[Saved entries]
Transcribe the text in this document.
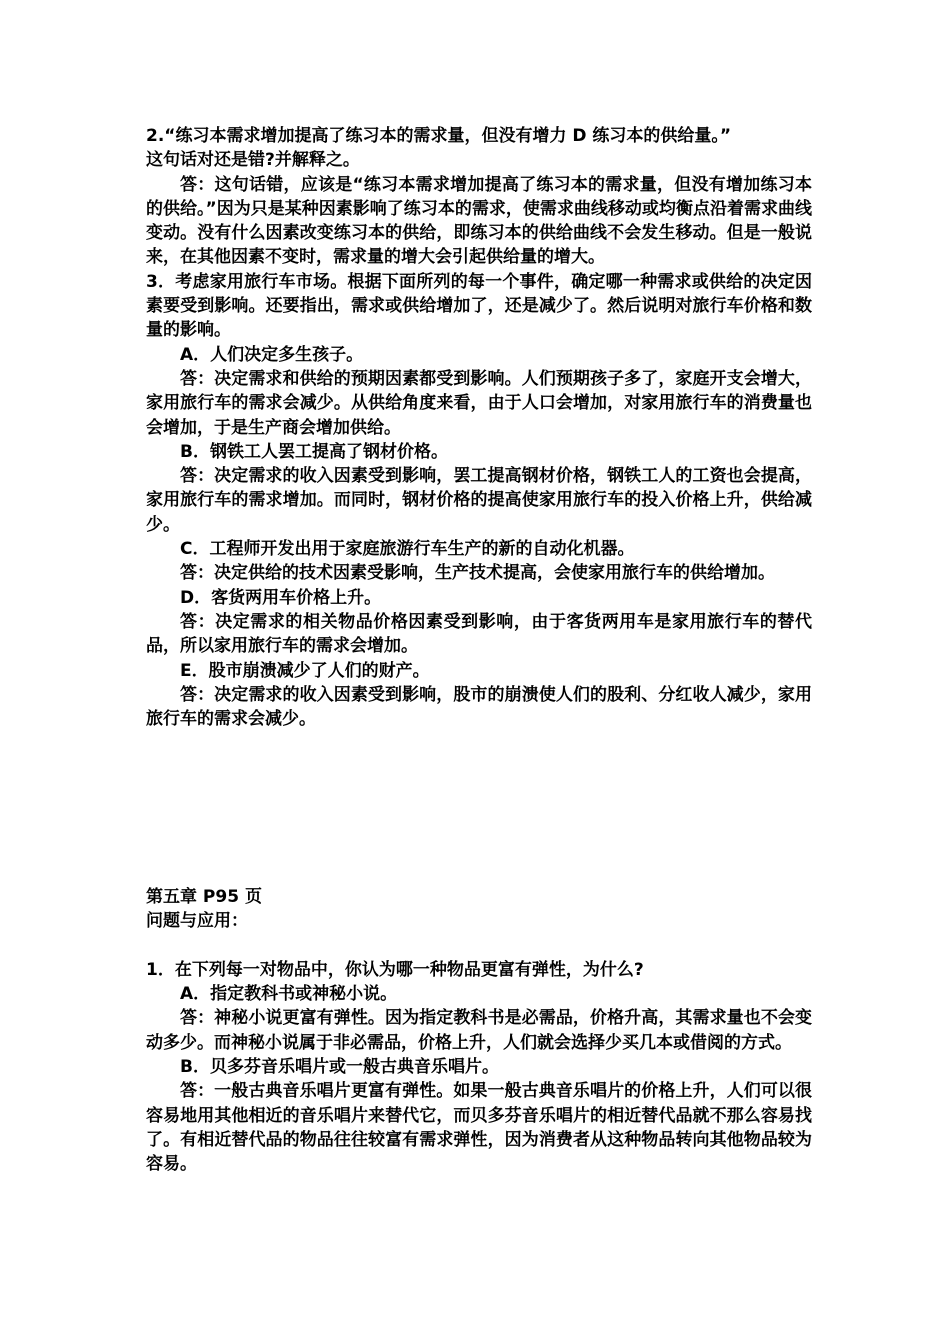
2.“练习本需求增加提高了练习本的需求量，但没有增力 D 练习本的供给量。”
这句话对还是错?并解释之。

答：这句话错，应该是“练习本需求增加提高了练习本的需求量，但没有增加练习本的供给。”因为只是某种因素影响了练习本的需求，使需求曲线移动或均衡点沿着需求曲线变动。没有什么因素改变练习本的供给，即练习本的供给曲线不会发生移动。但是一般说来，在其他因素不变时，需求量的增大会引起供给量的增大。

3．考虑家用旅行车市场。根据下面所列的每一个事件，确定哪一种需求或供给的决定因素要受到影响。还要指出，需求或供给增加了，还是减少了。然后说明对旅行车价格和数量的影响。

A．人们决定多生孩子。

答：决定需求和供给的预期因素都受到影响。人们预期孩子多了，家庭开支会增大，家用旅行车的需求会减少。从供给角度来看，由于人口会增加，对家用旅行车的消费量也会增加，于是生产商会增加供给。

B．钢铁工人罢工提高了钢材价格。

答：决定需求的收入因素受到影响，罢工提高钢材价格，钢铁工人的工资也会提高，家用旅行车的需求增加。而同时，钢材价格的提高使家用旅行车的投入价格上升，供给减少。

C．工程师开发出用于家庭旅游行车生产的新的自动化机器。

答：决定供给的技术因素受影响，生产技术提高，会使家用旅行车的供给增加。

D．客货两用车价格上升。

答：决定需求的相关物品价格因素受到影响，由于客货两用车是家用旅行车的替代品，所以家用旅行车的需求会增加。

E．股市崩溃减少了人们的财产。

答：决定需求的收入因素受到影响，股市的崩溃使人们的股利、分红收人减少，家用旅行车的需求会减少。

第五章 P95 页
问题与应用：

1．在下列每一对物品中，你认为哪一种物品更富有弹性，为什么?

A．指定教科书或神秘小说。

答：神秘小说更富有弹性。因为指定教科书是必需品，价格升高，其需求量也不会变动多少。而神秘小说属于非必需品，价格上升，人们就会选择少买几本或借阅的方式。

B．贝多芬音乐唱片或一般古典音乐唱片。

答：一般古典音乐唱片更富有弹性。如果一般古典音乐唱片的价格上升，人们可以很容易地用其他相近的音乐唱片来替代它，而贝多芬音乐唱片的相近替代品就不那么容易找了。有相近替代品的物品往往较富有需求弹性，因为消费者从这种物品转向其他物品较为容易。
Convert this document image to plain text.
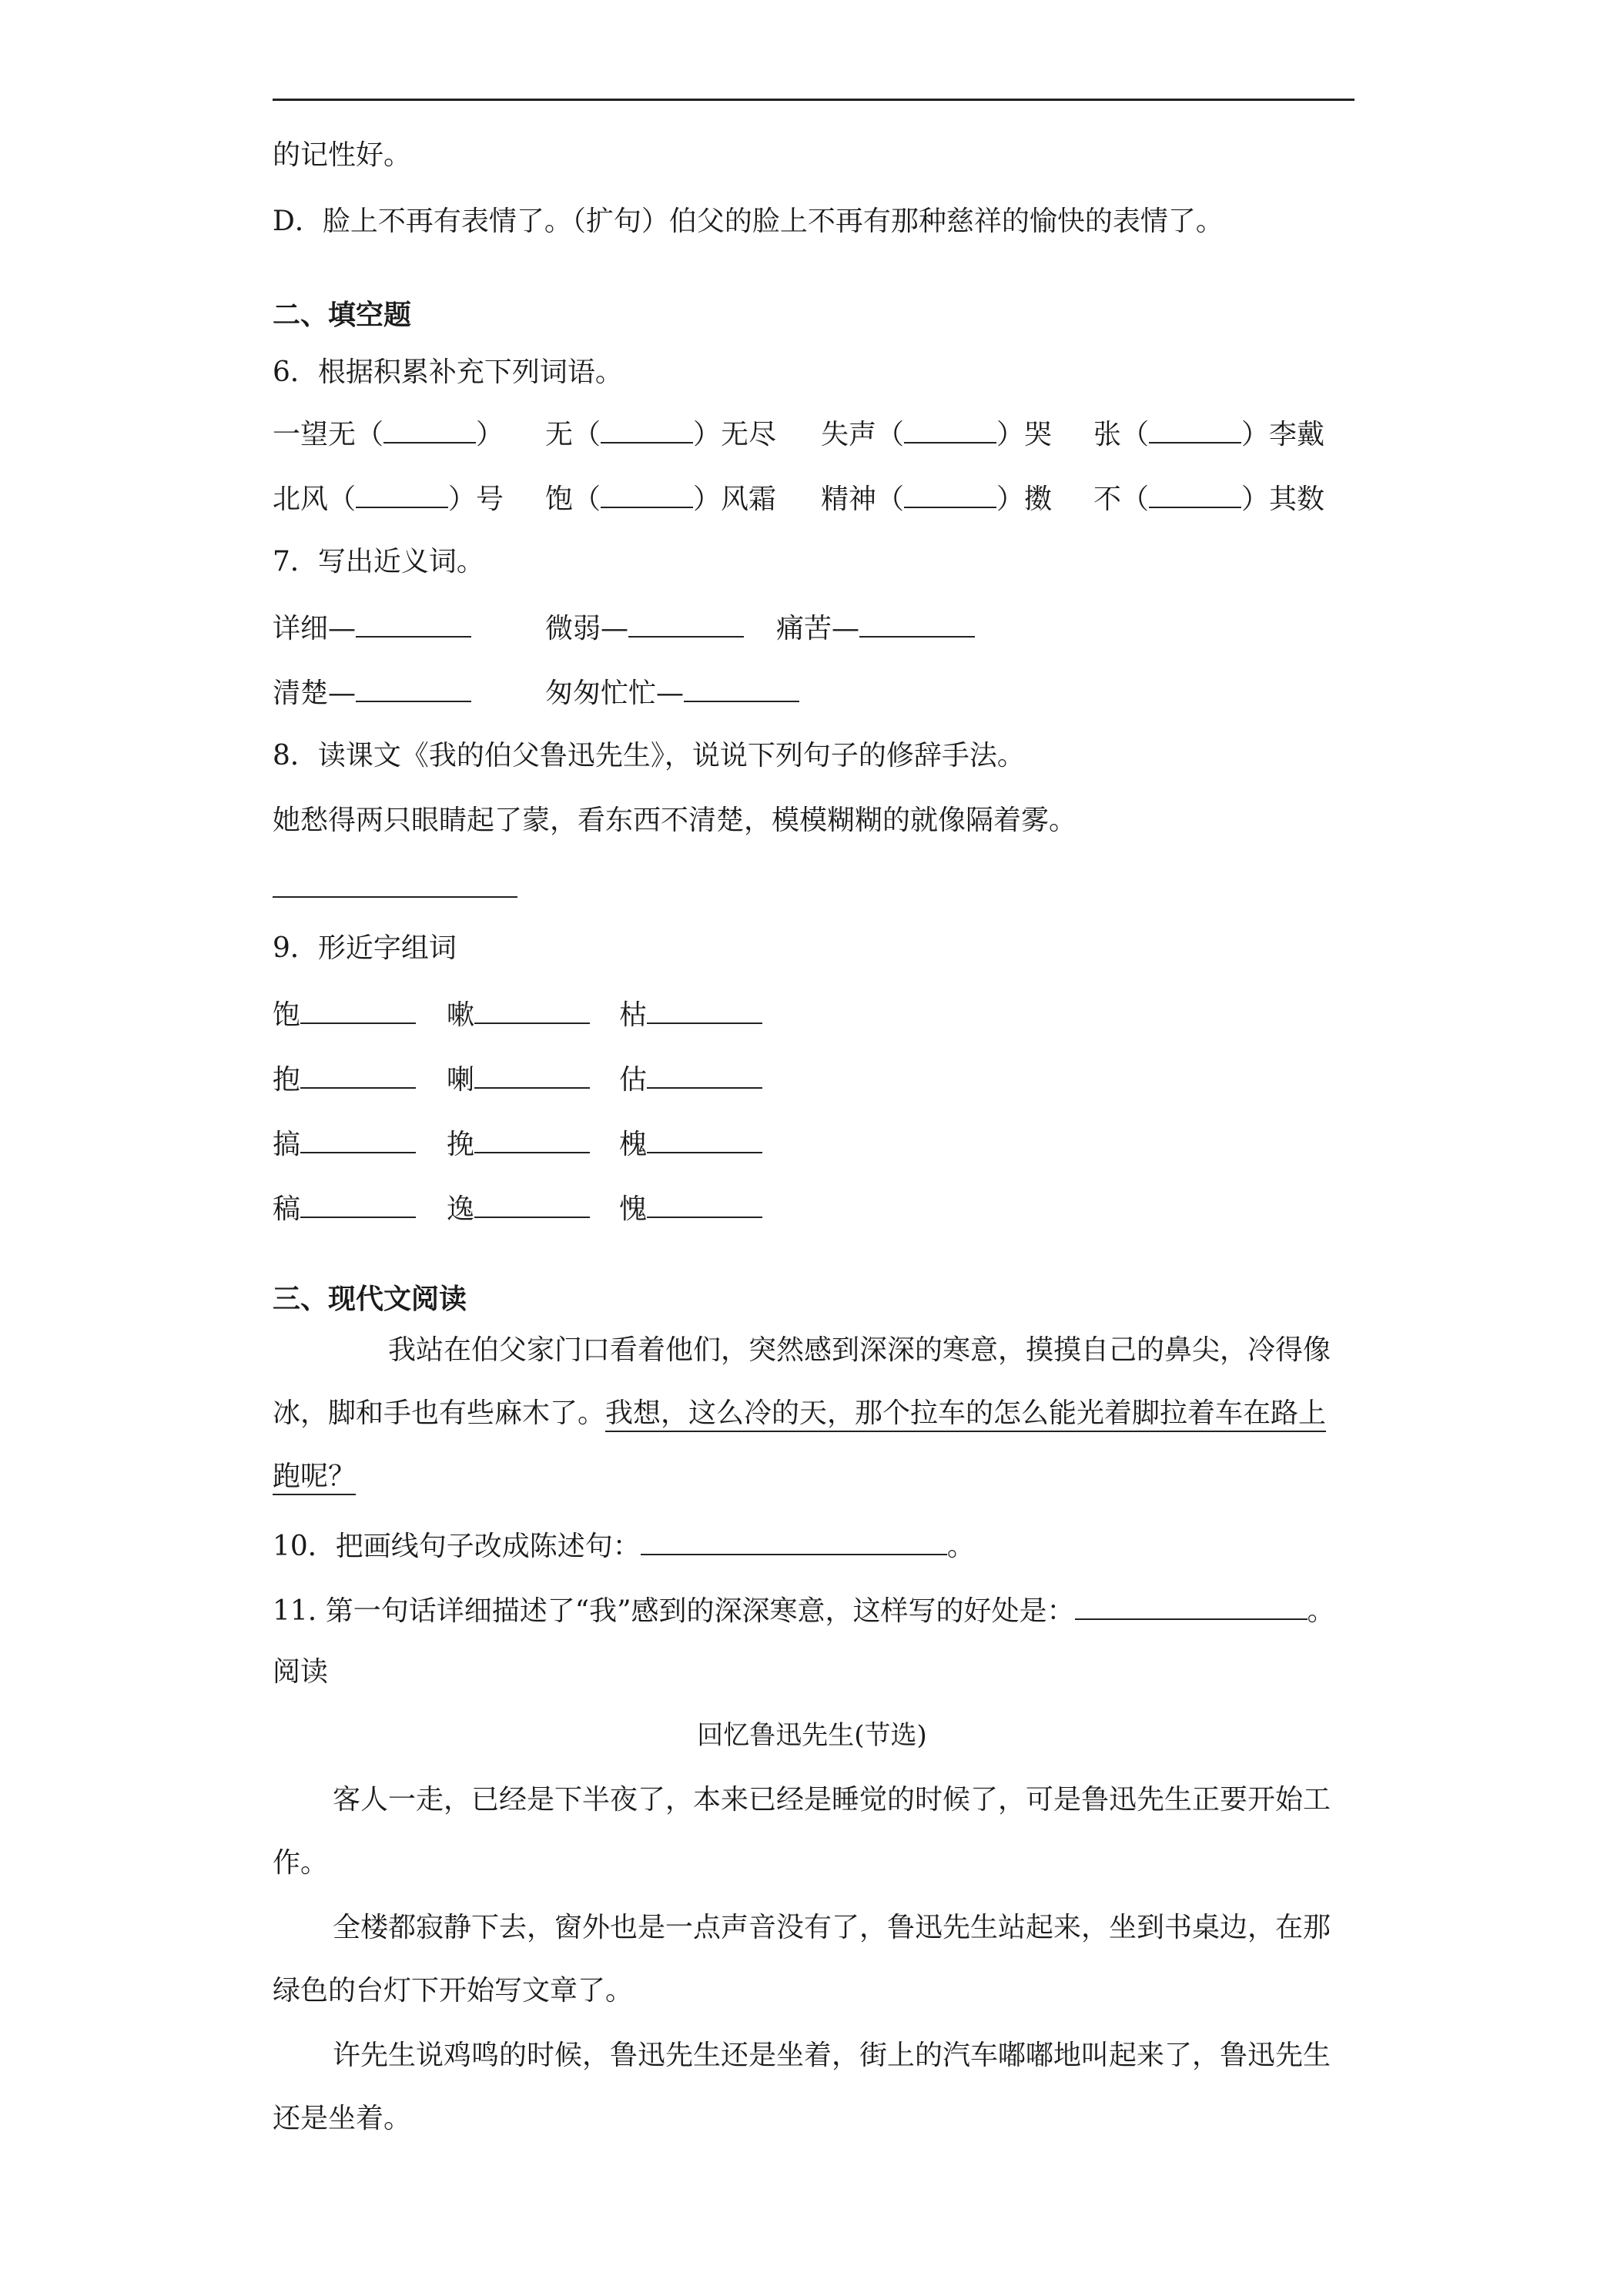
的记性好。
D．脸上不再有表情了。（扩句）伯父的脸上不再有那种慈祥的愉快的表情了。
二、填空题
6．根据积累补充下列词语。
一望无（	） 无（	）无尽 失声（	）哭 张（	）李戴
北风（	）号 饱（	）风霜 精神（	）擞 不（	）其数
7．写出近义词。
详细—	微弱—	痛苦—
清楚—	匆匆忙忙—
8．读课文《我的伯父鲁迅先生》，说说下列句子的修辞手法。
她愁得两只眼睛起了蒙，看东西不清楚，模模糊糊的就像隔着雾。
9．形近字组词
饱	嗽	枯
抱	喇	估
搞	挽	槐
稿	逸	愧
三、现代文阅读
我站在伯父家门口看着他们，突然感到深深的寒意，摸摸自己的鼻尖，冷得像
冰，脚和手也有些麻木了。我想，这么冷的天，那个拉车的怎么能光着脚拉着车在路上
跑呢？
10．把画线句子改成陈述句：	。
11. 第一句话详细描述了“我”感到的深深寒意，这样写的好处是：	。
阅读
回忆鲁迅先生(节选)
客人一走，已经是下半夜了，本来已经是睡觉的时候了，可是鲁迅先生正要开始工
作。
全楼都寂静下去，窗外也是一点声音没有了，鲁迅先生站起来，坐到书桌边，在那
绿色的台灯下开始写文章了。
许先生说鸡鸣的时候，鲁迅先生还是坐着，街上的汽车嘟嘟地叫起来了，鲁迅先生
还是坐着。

▸ EXERCISE DIRECTIONS
Repeat each entry exactly as it appears; skip any picture.

▸ RESULT OF THIS TASK
Transcribe the text in this document.
2.“练习本需求增加提高了练习本的需求量，但没有增力 D 练习本的供给量。”
这句话对还是错?并解释之。

答：这句话错，应该是“练习本需求增加提高了练习本的需求量，但没有增加练习本的供给。”因为只是某种因素影响了练习本的需求，使需求曲线移动或均衡点沿着需求曲线变动。没有什么因素改变练习本的供给，即练习本的供给曲线不会发生移动。但是一般说来，在其他因素不变时，需求量的增大会引起供给量的增大。

3．考虑家用旅行车市场。根据下面所列的每一个事件，确定哪一种需求或供给的决定因素要受到影响。还要指出，需求或供给增加了，还是减少了。然后说明对旅行车价格和数量的影响。

A．人们决定多生孩子。

答：决定需求和供给的预期因素都受到影响。人们预期孩子多了，家庭开支会增大，家用旅行车的需求会减少。从供给角度来看，由于人口会增加，对家用旅行车的消费量也会增加，于是生产商会增加供给。

B．钢铁工人罢工提高了钢材价格。

答：决定需求的收入因素受到影响，罢工提高钢材价格，钢铁工人的工资也会提高，家用旅行车的需求增加。而同时，钢材价格的提高使家用旅行车的投入价格上升，供给减少。

C．工程师开发出用于家庭旅游行车生产的新的自动化机器。

答：决定供给的技术因素受影响，生产技术提高，会使家用旅行车的供给增加。

D．客货两用车价格上升。

答：决定需求的相关物品价格因素受到影响，由于客货两用车是家用旅行车的替代品，所以家用旅行车的需求会增加。

E．股市崩溃减少了人们的财产。

答：决定需求的收入因素受到影响，股市的崩溃使人们的股利、分红收人减少，家用旅行车的需求会减少。

第五章 P95 页
问题与应用：

1．在下列每一对物品中，你认为哪一种物品更富有弹性，为什么?

A．指定教科书或神秘小说。

答：神秘小说更富有弹性。因为指定教科书是必需品，价格升高，其需求量也不会变动多少。而神秘小说属于非必需品，价格上升，人们就会选择少买几本或借阅的方式。

B．贝多芬音乐唱片或一般古典音乐唱片。

答：一般古典音乐唱片更富有弹性。如果一般古典音乐唱片的价格上升，人们可以很容易地用其他相近的音乐唱片来替代它，而贝多芬音乐唱片的相近替代品就不那么容易找了。有相近替代品的物品往往较富有需求弹性，因为消费者从这种物品转向其他物品较为容易。
Convert this document image to plain text.
的记性好。
D．脸上不再有表情了。（扩句）伯父的脸上不再有那种慈祥的愉快的表情了。
二、填空题
6．根据积累补充下列词语。
一望无（	） 无（	）无尽 失声（	）哭 张（	）李戴
北风（	）号 饱（	）风霜 精神（	）擞 不（	）其数
7．写出近义词。
详细—	微弱—	痛苦—
清楚—	匆匆忙忙—
8．读课文《我的伯父鲁迅先生》，说说下列句子的修辞手法。
她愁得两只眼睛起了蒙，看东西不清楚，模模糊糊的就像隔着雾。
9．形近字组词
饱	嗽	枯
抱	喇	估
搞	挽	槐
稿	逸	愧
三、现代文阅读
我站在伯父家门口看着他们，突然感到深深的寒意，摸摸自己的鼻尖，冷得像
冰，脚和手也有些麻木了。我想，这么冷的天，那个拉车的怎么能光着脚拉着车在路上
跑呢？
10．把画线句子改成陈述句：	。
11. 第一句话详细描述了“我”感到的深深寒意，这样写的好处是：	。
阅读
回忆鲁迅先生(节选)
客人一走，已经是下半夜了，本来已经是睡觉的时候了，可是鲁迅先生正要开始工
作。
全楼都寂静下去，窗外也是一点声音没有了，鲁迅先生站起来，坐到书桌边，在那
绿色的台灯下开始写文章了。
许先生说鸡鸣的时候，鲁迅先生还是坐着，街上的汽车嘟嘟地叫起来了，鲁迅先生
还是坐着。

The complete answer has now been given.